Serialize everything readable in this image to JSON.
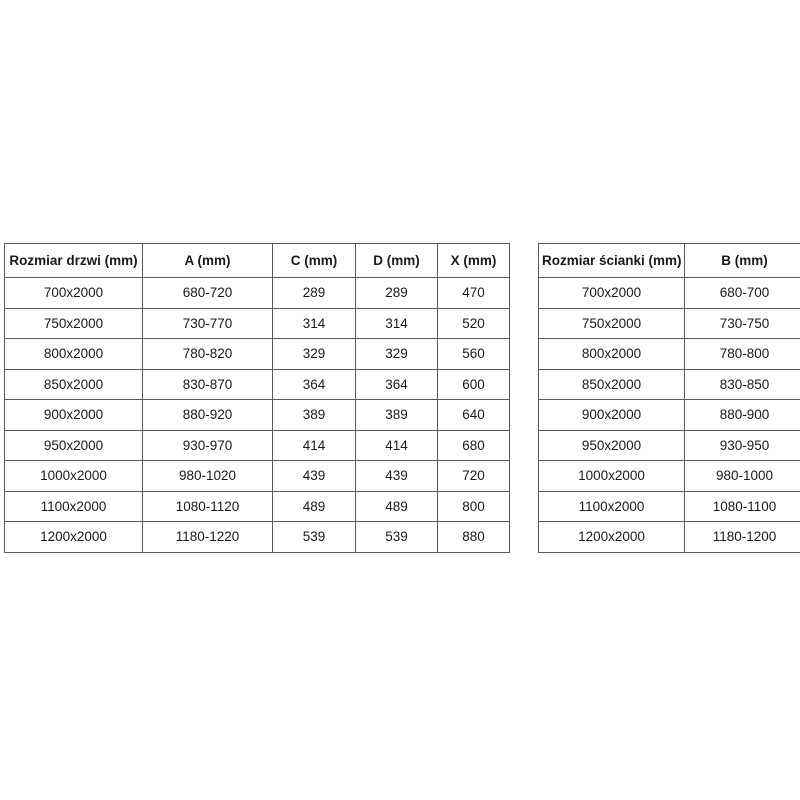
{
  "colors": {
    "background": "#ffffff",
    "table_border": "#595959",
    "text": "#1a1a1a"
  },
  "tables": [
    {
      "name": "door-dimensions-table",
      "headers": [
        "Rozmiar drzwi (mm)",
        "A (mm)",
        "C (mm)",
        "D (mm)",
        "X (mm)"
      ],
      "rows": [
        [
          "700x2000",
          "680-720",
          "289",
          "289",
          "470"
        ],
        [
          "750x2000",
          "730-770",
          "314",
          "314",
          "520"
        ],
        [
          "800x2000",
          "780-820",
          "329",
          "329",
          "560"
        ],
        [
          "850x2000",
          "830-870",
          "364",
          "364",
          "600"
        ],
        [
          "900x2000",
          "880-920",
          "389",
          "389",
          "640"
        ],
        [
          "950x2000",
          "930-970",
          "414",
          "414",
          "680"
        ],
        [
          "1000x2000",
          "980-1020",
          "439",
          "439",
          "720"
        ],
        [
          "1100x2000",
          "1080-1120",
          "489",
          "489",
          "800"
        ],
        [
          "1200x2000",
          "1180-1220",
          "539",
          "539",
          "880"
        ]
      ]
    },
    {
      "name": "wall-dimensions-table",
      "headers": [
        "Rozmiar ścianki (mm)",
        "B (mm)"
      ],
      "rows": [
        [
          "700x2000",
          "680-700"
        ],
        [
          "750x2000",
          "730-750"
        ],
        [
          "800x2000",
          "780-800"
        ],
        [
          "850x2000",
          "830-850"
        ],
        [
          "900x2000",
          "880-900"
        ],
        [
          "950x2000",
          "930-950"
        ],
        [
          "1000x2000",
          "980-1000"
        ],
        [
          "1100x2000",
          "1080-1100"
        ],
        [
          "1200x2000",
          "1180-1200"
        ]
      ]
    }
  ]
}
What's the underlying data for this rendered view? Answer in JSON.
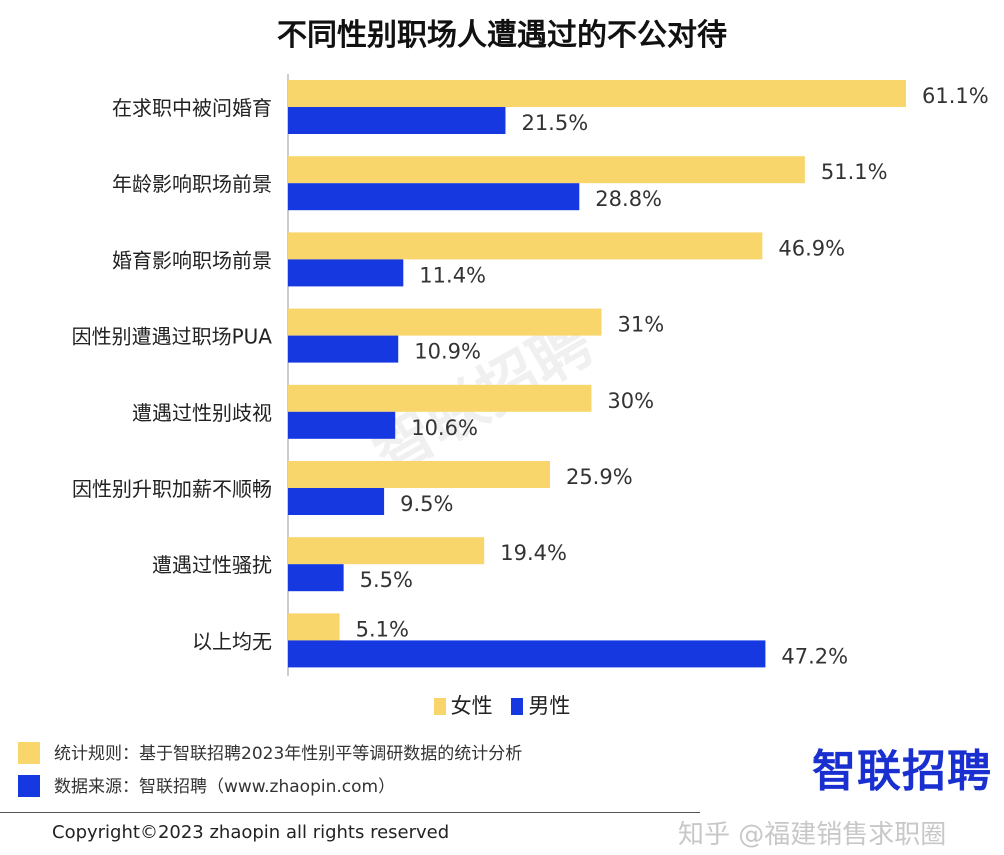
{
  "chart_data": {
    "type": "bar",
    "orientation": "horizontal",
    "title": "不同性别职场人遭遇过的不公对待",
    "categories": [
      "在求职中被问婚育",
      "年龄影响职场前景",
      "婚育影响职场前景",
      "因性别遭遇过职场PUA",
      "遭遇过性别歧视",
      "因性别升职加薪不顺畅",
      "遭遇过性骚扰",
      "以上均无"
    ],
    "series": [
      {
        "name": "女性",
        "color": "#F9D66B",
        "values": [
          61.1,
          51.1,
          46.9,
          31,
          30,
          25.9,
          19.4,
          5.1
        ],
        "labels": [
          "61.1%",
          "51.1%",
          "46.9%",
          "31%",
          "30%",
          "25.9%",
          "19.4%",
          "5.1%"
        ]
      },
      {
        "name": "男性",
        "color": "#1538E0",
        "values": [
          21.5,
          28.8,
          11.4,
          10.9,
          10.6,
          9.5,
          5.5,
          47.2
        ],
        "labels": [
          "21.5%",
          "28.8%",
          "11.4%",
          "10.9%",
          "10.6%",
          "9.5%",
          "5.5%",
          "47.2%"
        ]
      }
    ],
    "unit": "%",
    "xlim": [
      0,
      65
    ],
    "grid": false,
    "legend_position": "bottom"
  },
  "notes": [
    {
      "text": "统计规则：基于智联招聘2023年性别平等调研数据的统计分析",
      "color": "#F9D66B"
    },
    {
      "text": "数据来源：智联招聘（www.zhaopin.com）",
      "color": "#1538E0"
    }
  ],
  "logo": "智联招聘",
  "watermark": "智联招聘",
  "copyright": "Copyright©2023 zhaopin all rights reserved",
  "source_watermark": "知乎 @福建销售求职圈"
}
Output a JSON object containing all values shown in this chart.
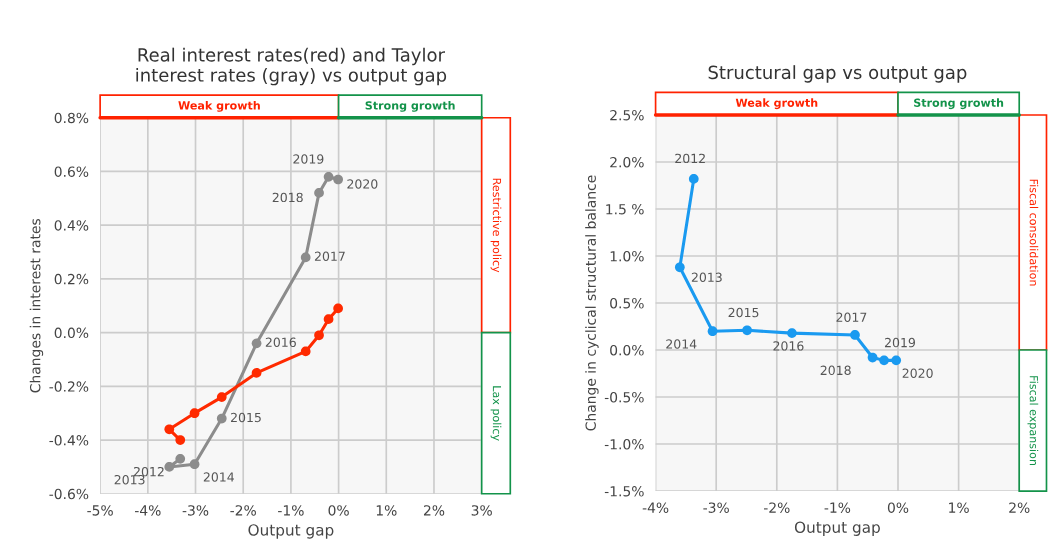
{
  "chart_data": [
    {
      "type": "line",
      "title": "Real interest rates(red) and Taylor interest rates (gray) vs output gap",
      "xlabel": "Output gap",
      "ylabel": "Changes in interest rates",
      "xlim": [
        -5,
        3
      ],
      "xticks": [
        {
          "value": -5,
          "label": "-5%"
        },
        {
          "value": -4,
          "label": "-4%"
        },
        {
          "value": -3,
          "label": "-3%"
        },
        {
          "value": -2,
          "label": "-2%"
        },
        {
          "value": -1,
          "label": "-1%"
        },
        {
          "value": 0,
          "label": "0%"
        },
        {
          "value": 1,
          "label": "1%"
        },
        {
          "value": 2,
          "label": "2%"
        },
        {
          "value": 3,
          "label": "3%"
        }
      ],
      "ylim": [
        -0.6,
        0.8
      ],
      "yticks": [
        {
          "value": -0.6,
          "label": "-0.6%"
        },
        {
          "value": -0.4,
          "label": "-0.4%"
        },
        {
          "value": -0.2,
          "label": "-0.2%"
        },
        {
          "value": 0,
          "label": "0.0%"
        },
        {
          "value": 0.2,
          "label": "0.2%"
        },
        {
          "value": 0.4,
          "label": "0.4%"
        },
        {
          "value": 0.6,
          "label": "0.6%"
        },
        {
          "value": 0.8,
          "label": "0.8%"
        }
      ],
      "grid": true,
      "marker": "circle",
      "series": [
        {
          "color": "#8c8c8c",
          "x": [
            -3.32,
            -3.55,
            -3.02,
            -2.45,
            -1.72,
            -0.69,
            -0.41,
            -0.21,
            -0.01
          ],
          "values": [
            -0.47,
            -0.5,
            -0.49,
            -0.32,
            -0.04,
            0.28,
            0.52,
            0.58,
            0.57
          ]
        },
        {
          "color": "#ff2a00",
          "x": [
            -3.32,
            -3.55,
            -3.02,
            -2.45,
            -1.72,
            -0.69,
            -0.41,
            -0.21,
            -0.01
          ],
          "values": [
            -0.4,
            -0.36,
            -0.3,
            -0.24,
            -0.15,
            -0.07,
            -0.01,
            0.05,
            0.09
          ]
        }
      ],
      "annotations": [
        {
          "text": "2012",
          "x": -3.32,
          "y": -0.47
        },
        {
          "text": "2013",
          "x": -3.55,
          "y": -0.5
        },
        {
          "text": "2014",
          "x": -3.02,
          "y": -0.49
        },
        {
          "text": "2015",
          "x": -2.45,
          "y": -0.32
        },
        {
          "text": "2016",
          "x": -1.72,
          "y": -0.04
        },
        {
          "text": "2017",
          "x": -0.69,
          "y": 0.28
        },
        {
          "text": "2018",
          "x": -0.41,
          "y": 0.52
        },
        {
          "text": "2019",
          "x": -0.21,
          "y": 0.58
        },
        {
          "text": "2020",
          "x": -0.01,
          "y": 0.57
        },
        "Weak growth",
        "Strong growth",
        "Restrictive policy",
        "Lax policy"
      ]
    },
    {
      "type": "line",
      "title": "Structural gap vs output gap",
      "xlabel": "Output gap",
      "ylabel": "Change in cyclical structural balance",
      "xlim": [
        -4,
        2
      ],
      "xticks": [
        {
          "value": -4,
          "label": "-4%"
        },
        {
          "value": -3,
          "label": "-3%"
        },
        {
          "value": -2,
          "label": "-2%"
        },
        {
          "value": -1,
          "label": "-1%"
        },
        {
          "value": 0,
          "label": "0%"
        },
        {
          "value": 1,
          "label": "1%"
        },
        {
          "value": 2,
          "label": "2%"
        }
      ],
      "ylim": [
        -1.5,
        2.5
      ],
      "yticks": [
        {
          "value": -1.5,
          "label": "-1.5%"
        },
        {
          "value": -1.0,
          "label": "-1.0%"
        },
        {
          "value": -0.5,
          "label": "-0.5%"
        },
        {
          "value": 0,
          "label": "0.0%"
        },
        {
          "value": 0.5,
          "label": "0.5%"
        },
        {
          "value": 1.0,
          "label": "1.0%"
        },
        {
          "value": 1.5,
          "label": "1.5 %"
        },
        {
          "value": 2.0,
          "label": "2.0%"
        },
        {
          "value": 2.5,
          "label": "2.5%"
        }
      ],
      "grid": true,
      "marker": "circle",
      "series": [
        {
          "color": "#1a9af0",
          "x": [
            -3.37,
            -3.6,
            -3.06,
            -2.49,
            -1.75,
            -0.71,
            -0.42,
            -0.23,
            -0.03
          ],
          "values": [
            1.82,
            0.88,
            0.2,
            0.21,
            0.18,
            0.16,
            -0.08,
            -0.11,
            -0.11
          ]
        }
      ],
      "annotations": [
        {
          "text": "2012",
          "x": -3.37,
          "y": 1.82
        },
        {
          "text": "2013",
          "x": -3.6,
          "y": 0.88
        },
        {
          "text": "2014",
          "x": -3.06,
          "y": 0.2
        },
        {
          "text": "2015",
          "x": -2.49,
          "y": 0.21
        },
        {
          "text": "2016",
          "x": -1.75,
          "y": 0.18
        },
        {
          "text": "2017",
          "x": -0.71,
          "y": 0.16
        },
        {
          "text": "2018",
          "x": -0.42,
          "y": -0.08
        },
        {
          "text": "2019",
          "x": -0.23,
          "y": -0.11
        },
        {
          "text": "2020",
          "x": -0.03,
          "y": -0.11
        },
        "Weak growth",
        "Strong growth",
        "Fiscal consolidation",
        "Fiscal expansion"
      ]
    }
  ]
}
☆ ☆ ☆ ☆ ☆
*Directive*. Check the data for the word "ylabel" and pull out the lines that have it.

*Response*.
      "ylabel": "Changes in interest rates",
      "ylabel": "Change in cyclical structural balance",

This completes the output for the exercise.